> _Description of the task_:
Reproduce the data in its entirety, exactly as supplied.

==== Information supplied ====

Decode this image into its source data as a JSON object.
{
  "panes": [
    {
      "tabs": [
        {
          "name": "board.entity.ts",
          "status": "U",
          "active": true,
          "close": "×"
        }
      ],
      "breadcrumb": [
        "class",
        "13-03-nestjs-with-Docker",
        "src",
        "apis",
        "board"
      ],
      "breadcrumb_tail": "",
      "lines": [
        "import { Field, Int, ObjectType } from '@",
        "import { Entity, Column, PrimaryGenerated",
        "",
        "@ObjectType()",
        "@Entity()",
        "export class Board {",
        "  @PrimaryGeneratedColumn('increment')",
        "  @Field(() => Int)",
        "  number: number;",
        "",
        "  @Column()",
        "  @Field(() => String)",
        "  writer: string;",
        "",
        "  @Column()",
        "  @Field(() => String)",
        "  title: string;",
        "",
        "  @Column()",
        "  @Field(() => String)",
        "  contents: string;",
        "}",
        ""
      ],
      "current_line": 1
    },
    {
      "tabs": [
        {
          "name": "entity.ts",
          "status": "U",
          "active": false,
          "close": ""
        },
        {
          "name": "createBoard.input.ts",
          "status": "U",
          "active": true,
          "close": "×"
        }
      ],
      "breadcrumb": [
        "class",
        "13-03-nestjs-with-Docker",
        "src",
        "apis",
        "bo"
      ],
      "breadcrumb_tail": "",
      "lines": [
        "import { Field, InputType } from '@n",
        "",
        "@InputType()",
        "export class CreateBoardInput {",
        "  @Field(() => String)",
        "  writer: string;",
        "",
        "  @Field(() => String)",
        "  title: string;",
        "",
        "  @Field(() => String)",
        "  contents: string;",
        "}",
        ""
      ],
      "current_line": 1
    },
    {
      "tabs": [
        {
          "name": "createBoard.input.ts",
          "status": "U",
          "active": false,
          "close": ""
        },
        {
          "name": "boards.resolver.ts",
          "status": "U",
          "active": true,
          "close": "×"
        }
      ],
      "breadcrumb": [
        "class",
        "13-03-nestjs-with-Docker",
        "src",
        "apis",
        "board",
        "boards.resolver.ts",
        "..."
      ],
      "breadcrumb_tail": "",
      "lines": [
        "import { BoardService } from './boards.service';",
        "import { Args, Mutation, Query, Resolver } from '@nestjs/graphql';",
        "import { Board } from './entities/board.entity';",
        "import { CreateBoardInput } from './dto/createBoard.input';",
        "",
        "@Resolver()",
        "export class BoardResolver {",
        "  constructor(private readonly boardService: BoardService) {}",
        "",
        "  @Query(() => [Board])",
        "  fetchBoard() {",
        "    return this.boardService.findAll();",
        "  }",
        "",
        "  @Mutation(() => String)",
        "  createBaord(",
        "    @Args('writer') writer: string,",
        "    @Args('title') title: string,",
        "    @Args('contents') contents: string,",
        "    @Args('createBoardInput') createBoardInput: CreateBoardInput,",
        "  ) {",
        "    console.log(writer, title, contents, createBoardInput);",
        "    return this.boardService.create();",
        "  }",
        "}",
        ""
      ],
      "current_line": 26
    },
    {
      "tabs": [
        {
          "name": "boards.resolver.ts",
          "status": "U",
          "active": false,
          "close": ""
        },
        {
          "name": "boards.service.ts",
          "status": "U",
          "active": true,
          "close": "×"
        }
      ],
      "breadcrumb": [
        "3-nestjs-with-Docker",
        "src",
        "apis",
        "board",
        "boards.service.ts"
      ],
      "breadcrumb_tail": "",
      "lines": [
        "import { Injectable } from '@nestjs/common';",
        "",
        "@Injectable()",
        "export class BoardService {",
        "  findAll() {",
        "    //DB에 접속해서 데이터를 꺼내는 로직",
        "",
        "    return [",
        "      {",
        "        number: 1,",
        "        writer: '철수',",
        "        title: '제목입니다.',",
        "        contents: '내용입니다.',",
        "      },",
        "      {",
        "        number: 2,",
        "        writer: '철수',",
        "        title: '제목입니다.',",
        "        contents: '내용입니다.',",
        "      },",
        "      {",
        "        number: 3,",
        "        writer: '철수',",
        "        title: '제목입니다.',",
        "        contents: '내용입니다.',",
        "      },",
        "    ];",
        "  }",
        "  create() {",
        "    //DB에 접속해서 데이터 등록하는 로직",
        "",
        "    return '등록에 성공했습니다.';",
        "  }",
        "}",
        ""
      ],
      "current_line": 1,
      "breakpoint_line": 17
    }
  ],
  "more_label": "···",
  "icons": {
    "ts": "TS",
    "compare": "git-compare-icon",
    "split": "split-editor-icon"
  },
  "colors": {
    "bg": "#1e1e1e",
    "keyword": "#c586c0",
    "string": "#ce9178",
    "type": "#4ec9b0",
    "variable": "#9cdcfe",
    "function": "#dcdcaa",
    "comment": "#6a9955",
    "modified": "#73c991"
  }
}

====

> _Complete response_:
Decode this image into its source data as a JSON object.
{
  "panes": [
    {
      "tabs": [
        {
          "name": "board.entity.ts",
          "status": "U",
          "active": true,
          "close": "×"
        }
      ],
      "breadcrumb": [
        "class",
        "13-03-nestjs-with-Docker",
        "src",
        "apis",
        "board"
      ],
      "breadcrumb_tail": "",
      "lines": [
        "import { Field, Int, ObjectType } from '@",
        "import { Entity, Column, PrimaryGenerated",
        "",
        "@ObjectType()",
        "@Entity()",
        "export class Board {",
        "  @PrimaryGeneratedColumn('increment')",
        "  @Field(() => Int)",
        "  number: number;",
        "",
        "  @Column()",
        "  @Field(() => String)",
        "  writer: string;",
        "",
        "  @Column()",
        "  @Field(() => String)",
        "  title: string;",
        "",
        "  @Column()",
        "  @Field(() => String)",
        "  contents: string;",
        "}",
        ""
      ],
      "current_line": 1
    },
    {
      "tabs": [
        {
          "name": "entity.ts",
          "status": "U",
          "active": false,
          "close": ""
        },
        {
          "name": "createBoard.input.ts",
          "status": "U",
          "active": true,
          "close": "×"
        }
      ],
      "breadcrumb": [
        "class",
        "13-03-nestjs-with-Docker",
        "src",
        "apis",
        "bo"
      ],
      "breadcrumb_tail": "",
      "lines": [
        "import { Field, InputType } from '@n",
        "",
        "@InputType()",
        "export class CreateBoardInput {",
        "  @Field(() => String)",
        "  writer: string;",
        "",
        "  @Field(() => String)",
        "  title: string;",
        "",
        "  @Field(() => String)",
        "  contents: string;",
        "}",
        ""
      ],
      "current_line": 1
    },
    {
      "tabs": [
        {
          "name": "createBoard.input.ts",
          "status": "U",
          "active": false,
          "close": ""
        },
        {
          "name": "boards.resolver.ts",
          "status": "U",
          "active": true,
          "close": "×"
        }
      ],
      "breadcrumb": [
        "class",
        "13-03-nestjs-with-Docker",
        "src",
        "apis",
        "board",
        "boards.resolver.ts",
        "..."
      ],
      "breadcrumb_tail": "",
      "lines": [
        "import { BoardService } from './boards.service';",
        "import { Args, Mutation, Query, Resolver } from '@nestjs/graphql';",
        "import { Board } from './entities/board.entity';",
        "import { CreateBoardInput } from './dto/createBoard.input';",
        "",
        "@Resolver()",
        "export class BoardResolver {",
        "  constructor(private readonly boardService: BoardService) {}",
        "",
        "  @Query(() => [Board])",
        "  fetchBoard() {",
        "    return this.boardService.findAll();",
        "  }",
        "",
        "  @Mutation(() => String)",
        "  createBaord(",
        "    @Args('writer') writer: string,",
        "    @Args('title') title: string,",
        "    @Args('contents') contents: string,",
        "    @Args('createBoardInput') createBoardInput: CreateBoardInput,",
        "  ) {",
        "    console.log(writer, title, contents, createBoardInput);",
        "    return this.boardService.create();",
        "  }",
        "}",
        ""
      ],
      "current_line": 26
    },
    {
      "tabs": [
        {
          "name": "boards.resolver.ts",
          "status": "U",
          "active": false,
          "close": ""
        },
        {
          "name": "boards.service.ts",
          "status": "U",
          "active": true,
          "close": "×"
        }
      ],
      "breadcrumb": [
        "3-nestjs-with-Docker",
        "src",
        "apis",
        "board",
        "boards.service.ts"
      ],
      "breadcrumb_tail": "",
      "lines": [
        "import { Injectable } from '@nestjs/common';",
        "",
        "@Injectable()",
        "export class BoardService {",
        "  findAll() {",
        "    //DB에 접속해서 데이터를 꺼내는 로직",
        "",
        "    return [",
        "      {",
        "        number: 1,",
        "        writer: '철수',",
        "        title: '제목입니다.',",
        "        contents: '내용입니다.',",
        "      },",
        "      {",
        "        number: 2,",
        "        writer: '철수',",
        "        title: '제목입니다.',",
        "        contents: '내용입니다.',",
        "      },",
        "      {",
        "        number: 3,",
        "        writer: '철수',",
        "        title: '제목입니다.',",
        "        contents: '내용입니다.',",
        "      },",
        "    ];",
        "  }",
        "  create() {",
        "    //DB에 접속해서 데이터 등록하는 로직",
        "",
        "    return '등록에 성공했습니다.';",
        "  }",
        "}",
        ""
      ],
      "current_line": 1,
      "breakpoint_line": 17
    }
  ],
  "more_label": "···",
  "icons": {
    "ts": "TS",
    "compare": "git-compare-icon",
    "split": "split-editor-icon"
  },
  "colors": {
    "bg": "#1e1e1e",
    "keyword": "#c586c0",
    "string": "#ce9178",
    "type": "#4ec9b0",
    "variable": "#9cdcfe",
    "function": "#dcdcaa",
    "comment": "#6a9955",
    "modified": "#73c991"
  }
}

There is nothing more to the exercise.